— INSTRUCCIONES —
Escriba la continuación del pasaje sobre el discurso demagógico y la noción de pueblo, a partir de su última oración.

Y ellos siempre son el enemigo (léanse distintos ensayos del filósofo y jurista nazi Carl Schmitt) .

En el discurso demagógico, el enemigo no está fuera, sino dentro. Ser pueblo se vuelve así en la característica de algunos, pero no es algo propio de todos.

En una democracia, todos somos pueblo. Lo que nos une no son las coincidencias, sino un acuerdo que se ha establecido y que suscribimos para dirimir nuestras diferencias. En la medida en que reconocemos ese acuerdo, somos pueblo.

Pero ha sido la naturaleza demagógica de nuestros políticos y líderes lo que ha torcido desde hace casi 200 años este entendimiento, provocando una división entre el pueblo (los jodidos) y el no-pueblo (los favorecidos por el régimen demagógico, ¡incluyendo a los propios demagogos!).

— DATOS ALMACENADOS —
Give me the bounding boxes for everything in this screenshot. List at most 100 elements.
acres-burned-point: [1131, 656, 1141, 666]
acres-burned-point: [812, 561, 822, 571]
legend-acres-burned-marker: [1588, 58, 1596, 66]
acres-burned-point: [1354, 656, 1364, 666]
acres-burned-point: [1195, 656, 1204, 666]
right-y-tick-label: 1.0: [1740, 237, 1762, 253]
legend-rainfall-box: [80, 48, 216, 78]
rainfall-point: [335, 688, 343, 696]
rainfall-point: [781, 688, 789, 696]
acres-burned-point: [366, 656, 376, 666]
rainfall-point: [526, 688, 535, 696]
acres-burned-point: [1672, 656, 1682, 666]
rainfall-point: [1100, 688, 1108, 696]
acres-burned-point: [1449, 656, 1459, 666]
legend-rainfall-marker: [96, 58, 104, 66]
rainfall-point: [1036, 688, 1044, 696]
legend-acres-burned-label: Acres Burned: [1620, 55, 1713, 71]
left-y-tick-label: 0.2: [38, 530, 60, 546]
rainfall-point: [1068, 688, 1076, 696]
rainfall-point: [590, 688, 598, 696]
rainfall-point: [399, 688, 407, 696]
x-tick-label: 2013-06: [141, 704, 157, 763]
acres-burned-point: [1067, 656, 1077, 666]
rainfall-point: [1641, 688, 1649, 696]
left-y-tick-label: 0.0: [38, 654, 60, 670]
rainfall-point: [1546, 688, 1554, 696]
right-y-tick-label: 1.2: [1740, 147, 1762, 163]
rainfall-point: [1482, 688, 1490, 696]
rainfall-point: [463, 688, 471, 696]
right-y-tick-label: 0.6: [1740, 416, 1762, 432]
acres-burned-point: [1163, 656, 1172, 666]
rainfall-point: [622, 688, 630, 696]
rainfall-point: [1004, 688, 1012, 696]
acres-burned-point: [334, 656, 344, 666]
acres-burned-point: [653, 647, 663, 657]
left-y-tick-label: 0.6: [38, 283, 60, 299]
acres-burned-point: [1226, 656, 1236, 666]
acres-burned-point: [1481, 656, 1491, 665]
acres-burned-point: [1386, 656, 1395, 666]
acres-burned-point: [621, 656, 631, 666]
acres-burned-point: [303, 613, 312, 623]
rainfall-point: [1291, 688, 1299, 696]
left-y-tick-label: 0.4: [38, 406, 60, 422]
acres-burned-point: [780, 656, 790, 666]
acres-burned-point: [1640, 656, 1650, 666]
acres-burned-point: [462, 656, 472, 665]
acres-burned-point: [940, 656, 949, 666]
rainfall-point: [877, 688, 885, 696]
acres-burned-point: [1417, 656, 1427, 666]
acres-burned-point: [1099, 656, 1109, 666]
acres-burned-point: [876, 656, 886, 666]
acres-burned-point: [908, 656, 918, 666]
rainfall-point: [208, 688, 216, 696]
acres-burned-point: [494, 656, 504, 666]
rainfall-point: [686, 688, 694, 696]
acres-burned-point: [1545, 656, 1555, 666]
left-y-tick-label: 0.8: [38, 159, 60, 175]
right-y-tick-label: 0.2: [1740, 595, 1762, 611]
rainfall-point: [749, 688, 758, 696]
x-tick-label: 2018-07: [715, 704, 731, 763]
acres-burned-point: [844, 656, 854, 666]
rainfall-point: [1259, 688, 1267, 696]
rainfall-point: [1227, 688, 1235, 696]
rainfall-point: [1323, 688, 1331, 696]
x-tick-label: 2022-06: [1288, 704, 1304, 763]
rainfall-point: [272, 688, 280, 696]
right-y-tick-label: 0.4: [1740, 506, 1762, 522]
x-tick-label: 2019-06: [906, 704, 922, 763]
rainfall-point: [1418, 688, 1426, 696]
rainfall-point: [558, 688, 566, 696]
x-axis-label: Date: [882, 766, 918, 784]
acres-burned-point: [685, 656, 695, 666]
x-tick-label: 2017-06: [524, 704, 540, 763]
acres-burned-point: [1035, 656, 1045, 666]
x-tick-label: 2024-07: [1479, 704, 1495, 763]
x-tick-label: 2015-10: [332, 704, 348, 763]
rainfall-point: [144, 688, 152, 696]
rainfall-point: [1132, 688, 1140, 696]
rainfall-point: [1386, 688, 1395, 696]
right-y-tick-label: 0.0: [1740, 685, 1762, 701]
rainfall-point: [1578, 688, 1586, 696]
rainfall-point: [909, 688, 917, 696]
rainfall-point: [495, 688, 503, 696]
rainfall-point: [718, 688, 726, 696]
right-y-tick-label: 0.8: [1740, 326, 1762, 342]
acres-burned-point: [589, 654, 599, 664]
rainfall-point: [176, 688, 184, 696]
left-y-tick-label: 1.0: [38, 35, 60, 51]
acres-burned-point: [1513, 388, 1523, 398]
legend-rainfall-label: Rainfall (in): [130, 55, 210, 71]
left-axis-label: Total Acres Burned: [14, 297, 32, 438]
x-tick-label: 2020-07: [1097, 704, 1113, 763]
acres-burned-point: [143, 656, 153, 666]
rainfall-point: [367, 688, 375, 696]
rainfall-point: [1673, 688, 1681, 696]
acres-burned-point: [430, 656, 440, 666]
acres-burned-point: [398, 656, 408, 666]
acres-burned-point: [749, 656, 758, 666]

— EJERCICIO RESUELTO —
El ingreso pleno a la democracia en el año 2000 debió sentar las bases para corregir esa distorsión histórica. Pero como muchas otras cosas más, no fue un tema atendido, porque explotar la idea de que hay malos y buenos y de que el enemigo está dentro, es a fin de cuentas muy rentable políticamente y le garantiza a los demagogos seguir en el poder.

Pero, aunque sea el beneficiario, el demagogo no es el agente responsable o el causante de esta situación. La demagogia siempre será una cierta expresión del pueblo y siempre reflejará lo peor de su naturaleza. El demagogo es entonces la expresión concreta de una cierta identidad nacional; el demagogo es el síntoma, pero no es la enfermedad.

Por eso la pregunta acerca del demagogo lleva a la pregunta sobre el pueblo: ¿qué pueblo, o qué sociedad, elige, aplaude, apoya, cree a pie juntillas en el demagogo? Decir que el demagogo y la demagogia es un problema de ellos, y que no es de todos, es caer en el mismo garlito que identifica y explota el propio demagogo.

Porque el demagogo se da en un contexto, y ese contexto lo sostenemos todos cuando aceptamos sus premisas. Y la principal premisa siempre es que nuestros problemas se reducen y expresan en una guerra de ellos contra nosotros.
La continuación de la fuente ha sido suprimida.